■ Aim:
Restate each entry word for word, leaving nothing out.

▼

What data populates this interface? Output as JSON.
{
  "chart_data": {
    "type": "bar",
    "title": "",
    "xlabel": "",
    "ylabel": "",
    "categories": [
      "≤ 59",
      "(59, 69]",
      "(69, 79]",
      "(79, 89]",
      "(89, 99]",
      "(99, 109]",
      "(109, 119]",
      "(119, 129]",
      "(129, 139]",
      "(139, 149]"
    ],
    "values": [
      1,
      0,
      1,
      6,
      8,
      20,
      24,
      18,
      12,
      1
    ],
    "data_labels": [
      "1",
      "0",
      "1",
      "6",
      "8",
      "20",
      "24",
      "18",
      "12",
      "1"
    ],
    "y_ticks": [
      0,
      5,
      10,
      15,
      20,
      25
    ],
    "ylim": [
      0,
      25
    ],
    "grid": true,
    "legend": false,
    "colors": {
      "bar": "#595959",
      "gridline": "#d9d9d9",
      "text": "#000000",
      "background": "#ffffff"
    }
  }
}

▲

■ Response below:
What data populates this interface? Output as JSON.
{
  "chart_data": {
    "type": "bar",
    "title": "",
    "xlabel": "",
    "ylabel": "",
    "categories": [
      "≤ 59",
      "(59, 69]",
      "(69, 79]",
      "(79, 89]",
      "(89, 99]",
      "(99, 109]",
      "(109, 119]",
      "(119, 129]",
      "(129, 139]",
      "(139, 149]"
    ],
    "values": [
      1,
      0,
      1,
      6,
      8,
      20,
      24,
      18,
      12,
      1
    ],
    "data_labels": [
      "1",
      "0",
      "1",
      "6",
      "8",
      "20",
      "24",
      "18",
      "12",
      "1"
    ],
    "y_ticks": [
      0,
      5,
      10,
      15,
      20,
      25
    ],
    "ylim": [
      0,
      25
    ],
    "grid": true,
    "legend": false,
    "colors": {
      "bar": "#595959",
      "gridline": "#d9d9d9",
      "text": "#000000",
      "background": "#ffffff"
    }
  }
}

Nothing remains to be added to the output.